— Start Data extract —
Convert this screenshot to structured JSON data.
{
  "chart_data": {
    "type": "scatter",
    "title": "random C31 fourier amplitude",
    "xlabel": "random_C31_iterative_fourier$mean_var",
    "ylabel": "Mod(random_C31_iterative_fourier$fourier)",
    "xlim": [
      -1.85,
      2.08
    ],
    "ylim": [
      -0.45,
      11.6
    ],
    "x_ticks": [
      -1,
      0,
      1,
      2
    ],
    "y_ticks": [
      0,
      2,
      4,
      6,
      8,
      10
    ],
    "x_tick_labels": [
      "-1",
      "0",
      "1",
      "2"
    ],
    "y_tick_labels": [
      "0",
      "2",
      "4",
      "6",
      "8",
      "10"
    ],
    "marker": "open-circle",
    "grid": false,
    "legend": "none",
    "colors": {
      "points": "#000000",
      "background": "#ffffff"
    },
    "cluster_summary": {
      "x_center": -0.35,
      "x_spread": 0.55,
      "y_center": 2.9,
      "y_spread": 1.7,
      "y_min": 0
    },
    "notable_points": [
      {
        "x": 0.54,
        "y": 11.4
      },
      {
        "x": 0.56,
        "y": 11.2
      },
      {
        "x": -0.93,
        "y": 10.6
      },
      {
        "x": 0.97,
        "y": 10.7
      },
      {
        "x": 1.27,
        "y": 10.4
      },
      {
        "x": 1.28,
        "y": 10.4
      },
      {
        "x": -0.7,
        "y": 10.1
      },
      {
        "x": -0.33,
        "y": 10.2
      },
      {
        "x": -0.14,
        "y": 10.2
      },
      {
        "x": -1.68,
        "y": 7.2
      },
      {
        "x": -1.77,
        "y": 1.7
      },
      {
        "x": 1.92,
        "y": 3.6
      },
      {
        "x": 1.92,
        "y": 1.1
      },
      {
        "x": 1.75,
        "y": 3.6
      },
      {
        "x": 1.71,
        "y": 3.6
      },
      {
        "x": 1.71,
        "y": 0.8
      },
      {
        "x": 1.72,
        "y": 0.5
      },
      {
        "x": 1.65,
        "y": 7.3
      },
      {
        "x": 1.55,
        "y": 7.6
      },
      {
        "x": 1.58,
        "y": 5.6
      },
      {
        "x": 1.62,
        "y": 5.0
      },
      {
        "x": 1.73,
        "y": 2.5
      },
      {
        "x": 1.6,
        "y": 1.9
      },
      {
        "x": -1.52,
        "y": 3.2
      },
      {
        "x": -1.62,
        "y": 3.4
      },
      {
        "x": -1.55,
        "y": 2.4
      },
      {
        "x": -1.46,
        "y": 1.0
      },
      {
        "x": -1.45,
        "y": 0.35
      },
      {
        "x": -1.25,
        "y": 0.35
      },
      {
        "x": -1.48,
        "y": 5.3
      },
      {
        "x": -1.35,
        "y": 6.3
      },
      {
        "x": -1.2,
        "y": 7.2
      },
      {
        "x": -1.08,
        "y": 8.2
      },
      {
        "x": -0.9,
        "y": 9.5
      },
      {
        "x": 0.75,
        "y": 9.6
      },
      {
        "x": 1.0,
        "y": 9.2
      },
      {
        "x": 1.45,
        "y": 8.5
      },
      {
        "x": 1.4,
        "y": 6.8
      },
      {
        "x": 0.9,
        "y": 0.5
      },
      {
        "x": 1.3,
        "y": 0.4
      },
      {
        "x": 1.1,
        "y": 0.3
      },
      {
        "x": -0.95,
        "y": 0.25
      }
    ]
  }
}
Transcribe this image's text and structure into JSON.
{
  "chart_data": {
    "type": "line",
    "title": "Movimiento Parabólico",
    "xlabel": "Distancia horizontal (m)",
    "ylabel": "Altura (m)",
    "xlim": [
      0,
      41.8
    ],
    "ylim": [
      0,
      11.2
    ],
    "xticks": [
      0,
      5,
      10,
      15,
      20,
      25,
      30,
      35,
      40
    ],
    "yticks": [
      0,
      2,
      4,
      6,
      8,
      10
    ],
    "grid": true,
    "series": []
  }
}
— End Data extract —
» **Instructions to follow**:
List every line from the entries above in which "title" appears.

» **Correct response**:
    "title": "random C31 fourier amplitude",
    "title": "Movimiento Parabólico",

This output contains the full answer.